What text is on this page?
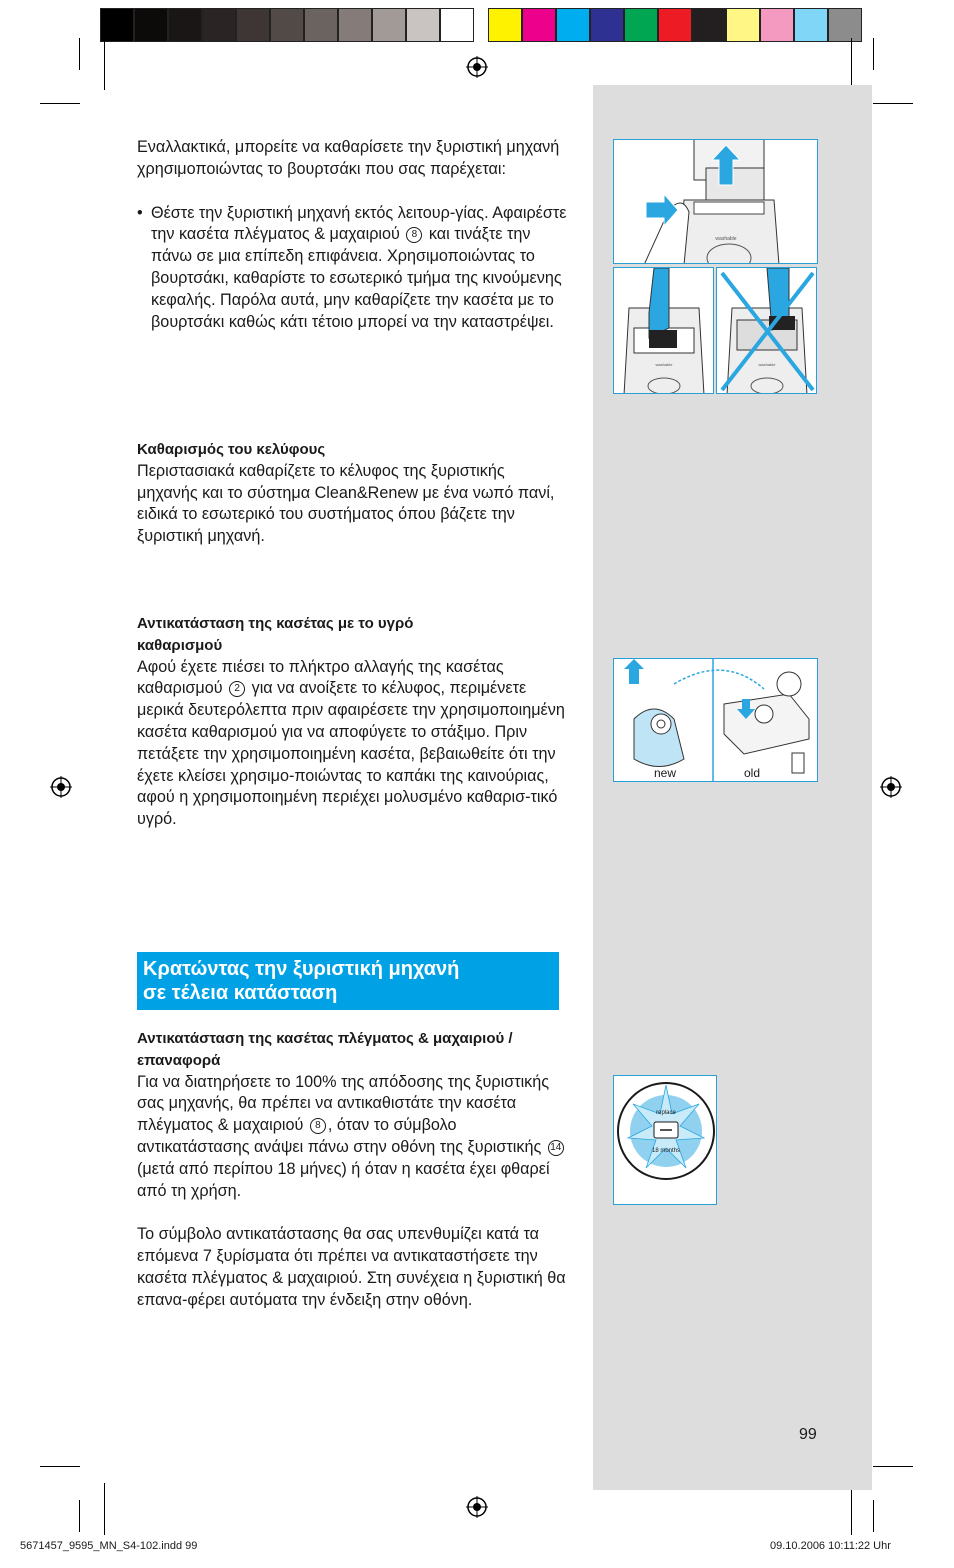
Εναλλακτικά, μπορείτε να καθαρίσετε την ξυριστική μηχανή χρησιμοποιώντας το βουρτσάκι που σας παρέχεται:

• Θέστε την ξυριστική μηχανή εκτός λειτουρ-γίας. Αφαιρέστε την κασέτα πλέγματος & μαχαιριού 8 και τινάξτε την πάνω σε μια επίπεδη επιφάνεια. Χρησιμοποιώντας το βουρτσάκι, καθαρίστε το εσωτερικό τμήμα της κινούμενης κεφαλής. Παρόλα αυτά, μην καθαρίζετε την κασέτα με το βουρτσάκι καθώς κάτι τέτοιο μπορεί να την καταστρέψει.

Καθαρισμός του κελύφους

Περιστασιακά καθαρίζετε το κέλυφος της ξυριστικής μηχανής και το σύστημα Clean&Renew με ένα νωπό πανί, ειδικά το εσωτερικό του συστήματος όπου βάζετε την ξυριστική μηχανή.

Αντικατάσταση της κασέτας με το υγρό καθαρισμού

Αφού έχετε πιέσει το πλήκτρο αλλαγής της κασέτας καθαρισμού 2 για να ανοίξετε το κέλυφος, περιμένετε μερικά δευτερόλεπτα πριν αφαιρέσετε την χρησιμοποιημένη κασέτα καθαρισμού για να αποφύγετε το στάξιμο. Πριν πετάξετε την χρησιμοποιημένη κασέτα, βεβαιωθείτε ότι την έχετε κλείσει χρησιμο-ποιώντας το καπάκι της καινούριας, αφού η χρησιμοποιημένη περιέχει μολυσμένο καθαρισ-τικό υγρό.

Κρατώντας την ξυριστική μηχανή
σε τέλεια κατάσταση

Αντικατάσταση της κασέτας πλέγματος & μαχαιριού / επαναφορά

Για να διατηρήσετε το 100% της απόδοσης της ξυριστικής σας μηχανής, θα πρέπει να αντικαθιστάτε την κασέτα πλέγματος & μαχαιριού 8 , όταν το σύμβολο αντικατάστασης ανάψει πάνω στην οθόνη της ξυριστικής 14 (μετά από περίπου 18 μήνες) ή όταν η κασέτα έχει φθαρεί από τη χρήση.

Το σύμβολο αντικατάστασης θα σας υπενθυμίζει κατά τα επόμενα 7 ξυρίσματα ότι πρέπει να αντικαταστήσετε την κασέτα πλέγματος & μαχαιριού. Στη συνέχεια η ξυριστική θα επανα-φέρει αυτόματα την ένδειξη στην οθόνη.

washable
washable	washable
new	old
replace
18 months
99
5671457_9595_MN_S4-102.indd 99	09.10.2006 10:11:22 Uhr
★ ★ ★ ★ ★
-- Task brief --
Copy every line of the listing where the word "σύμβολο" appears.

-- Answer for the task --
Για να διατηρήσετε το 100% της απόδοσης της ξυριστικής σας μηχανής, θα πρέπει να αντικαθιστάτε την κασέτα πλέγματος & μαχαιριού 8 , όταν το σύμβολο αντικατάστασης ανάψει πάνω στην οθόνη της ξυριστικής 14 (μετά από περίπου 18 μήνες) ή όταν η κασέτα έχει φθαρεί από τη χρήση.
Το σύμβολο αντικατάστασης θα σας υπενθυμίζει κατά τα επόμενα 7 ξυρίσματα ότι πρέπει να αντικαταστήσετε την κασέτα πλέγματος & μαχαιριού. Στη συνέχεια η ξυριστική θα επανα-φέρει αυτόματα την ένδειξη στην οθόνη.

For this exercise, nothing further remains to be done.